— Given records —

■ ■ ■

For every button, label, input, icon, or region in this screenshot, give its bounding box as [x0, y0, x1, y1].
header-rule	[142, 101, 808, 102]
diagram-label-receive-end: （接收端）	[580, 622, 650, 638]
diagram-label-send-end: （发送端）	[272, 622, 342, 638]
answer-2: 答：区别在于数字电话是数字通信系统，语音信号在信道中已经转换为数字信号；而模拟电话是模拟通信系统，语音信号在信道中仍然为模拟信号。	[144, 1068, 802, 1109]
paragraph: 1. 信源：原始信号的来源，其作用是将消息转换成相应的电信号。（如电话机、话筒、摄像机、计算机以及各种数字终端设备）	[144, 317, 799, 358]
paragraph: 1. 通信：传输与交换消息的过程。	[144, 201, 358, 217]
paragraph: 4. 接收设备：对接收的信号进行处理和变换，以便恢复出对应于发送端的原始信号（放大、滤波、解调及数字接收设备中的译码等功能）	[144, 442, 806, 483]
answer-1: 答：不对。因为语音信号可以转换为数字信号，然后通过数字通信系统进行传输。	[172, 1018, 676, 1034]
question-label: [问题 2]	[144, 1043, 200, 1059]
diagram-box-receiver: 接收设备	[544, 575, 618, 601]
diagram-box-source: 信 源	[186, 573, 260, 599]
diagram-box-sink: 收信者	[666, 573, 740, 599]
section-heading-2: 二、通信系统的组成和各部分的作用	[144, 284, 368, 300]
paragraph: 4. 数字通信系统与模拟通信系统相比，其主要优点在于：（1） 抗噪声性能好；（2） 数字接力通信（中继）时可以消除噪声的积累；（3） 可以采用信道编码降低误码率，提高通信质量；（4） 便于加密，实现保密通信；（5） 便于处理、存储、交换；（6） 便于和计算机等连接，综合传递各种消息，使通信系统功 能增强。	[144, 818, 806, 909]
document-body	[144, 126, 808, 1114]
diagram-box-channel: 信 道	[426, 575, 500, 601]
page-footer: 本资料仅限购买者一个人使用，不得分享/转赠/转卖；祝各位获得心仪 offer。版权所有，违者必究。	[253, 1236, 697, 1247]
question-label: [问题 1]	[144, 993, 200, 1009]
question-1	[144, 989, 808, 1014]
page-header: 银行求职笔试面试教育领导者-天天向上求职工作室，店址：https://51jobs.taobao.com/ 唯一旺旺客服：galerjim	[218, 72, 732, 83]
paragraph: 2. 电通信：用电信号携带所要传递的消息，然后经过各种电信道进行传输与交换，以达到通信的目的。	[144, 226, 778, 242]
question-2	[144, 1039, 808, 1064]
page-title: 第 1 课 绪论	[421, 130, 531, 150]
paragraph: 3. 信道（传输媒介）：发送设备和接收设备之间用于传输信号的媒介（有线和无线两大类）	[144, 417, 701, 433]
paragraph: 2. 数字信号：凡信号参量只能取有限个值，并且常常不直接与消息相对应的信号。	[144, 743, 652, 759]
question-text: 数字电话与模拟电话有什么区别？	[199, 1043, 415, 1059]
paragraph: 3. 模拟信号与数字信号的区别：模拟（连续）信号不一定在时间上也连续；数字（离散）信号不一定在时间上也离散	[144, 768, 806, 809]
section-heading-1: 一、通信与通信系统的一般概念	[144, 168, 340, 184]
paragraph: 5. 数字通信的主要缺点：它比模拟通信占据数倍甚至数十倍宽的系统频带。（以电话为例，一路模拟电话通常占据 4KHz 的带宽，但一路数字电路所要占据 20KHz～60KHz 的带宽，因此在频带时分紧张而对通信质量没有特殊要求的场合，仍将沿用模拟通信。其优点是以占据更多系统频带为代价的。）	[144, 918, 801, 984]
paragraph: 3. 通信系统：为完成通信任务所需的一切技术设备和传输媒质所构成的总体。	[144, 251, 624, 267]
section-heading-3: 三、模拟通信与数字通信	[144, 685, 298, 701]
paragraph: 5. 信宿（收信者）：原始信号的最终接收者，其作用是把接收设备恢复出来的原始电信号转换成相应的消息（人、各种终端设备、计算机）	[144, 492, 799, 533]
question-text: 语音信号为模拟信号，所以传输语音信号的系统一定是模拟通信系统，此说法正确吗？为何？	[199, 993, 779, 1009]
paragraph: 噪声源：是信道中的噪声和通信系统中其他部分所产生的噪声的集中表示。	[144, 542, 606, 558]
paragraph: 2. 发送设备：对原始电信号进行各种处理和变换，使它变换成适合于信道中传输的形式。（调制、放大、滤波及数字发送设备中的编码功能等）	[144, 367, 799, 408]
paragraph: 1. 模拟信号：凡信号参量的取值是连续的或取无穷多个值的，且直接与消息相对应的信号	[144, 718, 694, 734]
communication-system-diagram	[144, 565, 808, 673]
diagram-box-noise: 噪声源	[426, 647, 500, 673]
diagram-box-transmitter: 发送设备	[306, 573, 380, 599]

■ ■ ■

— Written problem —
Which lines in the records above contain the string "question"? Report each of those lines in full.

— Expected output —
question-label: [问题 2]	[144, 1043, 200, 1059]
question-label: [问题 1]	[144, 993, 200, 1009]
question-1	[144, 989, 808, 1014]
question-2	[144, 1039, 808, 1064]
question-text: 数字电话与模拟电话有什么区别？	[199, 1043, 415, 1059]
question-text: 语音信号为模拟信号，所以传输语音信号的系统一定是模拟通信系统，此说法正确吗？为何？	[199, 993, 779, 1009]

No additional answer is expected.